→ Short exercise: Take the data below and repeat it exactly.

→ Material provided:
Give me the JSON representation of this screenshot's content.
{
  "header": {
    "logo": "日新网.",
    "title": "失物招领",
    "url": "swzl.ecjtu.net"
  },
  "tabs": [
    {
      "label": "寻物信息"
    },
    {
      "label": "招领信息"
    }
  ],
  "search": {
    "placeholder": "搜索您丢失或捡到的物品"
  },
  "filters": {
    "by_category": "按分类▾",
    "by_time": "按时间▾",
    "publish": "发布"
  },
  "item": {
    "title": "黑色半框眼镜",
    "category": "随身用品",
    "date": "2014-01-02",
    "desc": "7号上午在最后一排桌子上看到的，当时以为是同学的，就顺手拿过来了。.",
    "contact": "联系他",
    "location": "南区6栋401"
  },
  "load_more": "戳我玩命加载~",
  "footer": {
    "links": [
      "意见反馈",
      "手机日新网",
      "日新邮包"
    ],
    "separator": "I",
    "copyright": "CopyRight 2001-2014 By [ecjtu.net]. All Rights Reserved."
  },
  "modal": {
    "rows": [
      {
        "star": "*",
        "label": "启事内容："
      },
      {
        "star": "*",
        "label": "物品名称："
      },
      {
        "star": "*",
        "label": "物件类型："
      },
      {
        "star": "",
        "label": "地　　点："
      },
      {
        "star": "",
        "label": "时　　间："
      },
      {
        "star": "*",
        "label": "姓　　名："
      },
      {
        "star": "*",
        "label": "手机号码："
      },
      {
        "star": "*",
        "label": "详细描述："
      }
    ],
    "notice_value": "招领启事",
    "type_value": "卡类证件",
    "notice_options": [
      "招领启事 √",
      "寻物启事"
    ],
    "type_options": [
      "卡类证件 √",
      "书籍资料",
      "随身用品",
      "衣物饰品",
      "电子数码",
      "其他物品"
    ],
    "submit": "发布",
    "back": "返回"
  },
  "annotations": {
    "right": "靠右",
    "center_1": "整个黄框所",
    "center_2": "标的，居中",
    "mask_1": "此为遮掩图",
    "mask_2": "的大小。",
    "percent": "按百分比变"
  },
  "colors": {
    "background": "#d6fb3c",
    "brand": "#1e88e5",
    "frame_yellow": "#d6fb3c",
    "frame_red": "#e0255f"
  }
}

→ Solution to this task:
Give me the JSON representation of this screenshot's content.
{
  "header": {
    "logo": "日新网.",
    "title": "失物招领",
    "url": "swzl.ecjtu.net"
  },
  "tabs": [
    {
      "label": "寻物信息"
    },
    {
      "label": "招领信息"
    }
  ],
  "search": {
    "placeholder": "搜索您丢失或捡到的物品"
  },
  "filters": {
    "by_category": "按分类▾",
    "by_time": "按时间▾",
    "publish": "发布"
  },
  "item": {
    "title": "黑色半框眼镜",
    "category": "随身用品",
    "date": "2014-01-02",
    "desc": "7号上午在最后一排桌子上看到的，当时以为是同学的，就顺手拿过来了。.",
    "contact": "联系他",
    "location": "南区6栋401"
  },
  "load_more": "戳我玩命加载~",
  "footer": {
    "links": [
      "意见反馈",
      "手机日新网",
      "日新邮包"
    ],
    "separator": "I",
    "copyright": "CopyRight 2001-2014 By [ecjtu.net]. All Rights Reserved."
  },
  "modal": {
    "rows": [
      {
        "star": "*",
        "label": "启事内容："
      },
      {
        "star": "*",
        "label": "物品名称："
      },
      {
        "star": "*",
        "label": "物件类型："
      },
      {
        "star": "",
        "label": "地　　点："
      },
      {
        "star": "",
        "label": "时　　间："
      },
      {
        "star": "*",
        "label": "姓　　名："
      },
      {
        "star": "*",
        "label": "手机号码："
      },
      {
        "star": "*",
        "label": "详细描述："
      }
    ],
    "notice_value": "招领启事",
    "type_value": "卡类证件",
    "notice_options": [
      "招领启事 √",
      "寻物启事"
    ],
    "type_options": [
      "卡类证件 √",
      "书籍资料",
      "随身用品",
      "衣物饰品",
      "电子数码",
      "其他物品"
    ],
    "submit": "发布",
    "back": "返回"
  },
  "annotations": {
    "right": "靠右",
    "center_1": "整个黄框所",
    "center_2": "标的，居中",
    "mask_1": "此为遮掩图",
    "mask_2": "的大小。",
    "percent": "按百分比变"
  },
  "colors": {
    "background": "#d6fb3c",
    "brand": "#1e88e5",
    "frame_yellow": "#d6fb3c",
    "frame_red": "#e0255f"
  }
}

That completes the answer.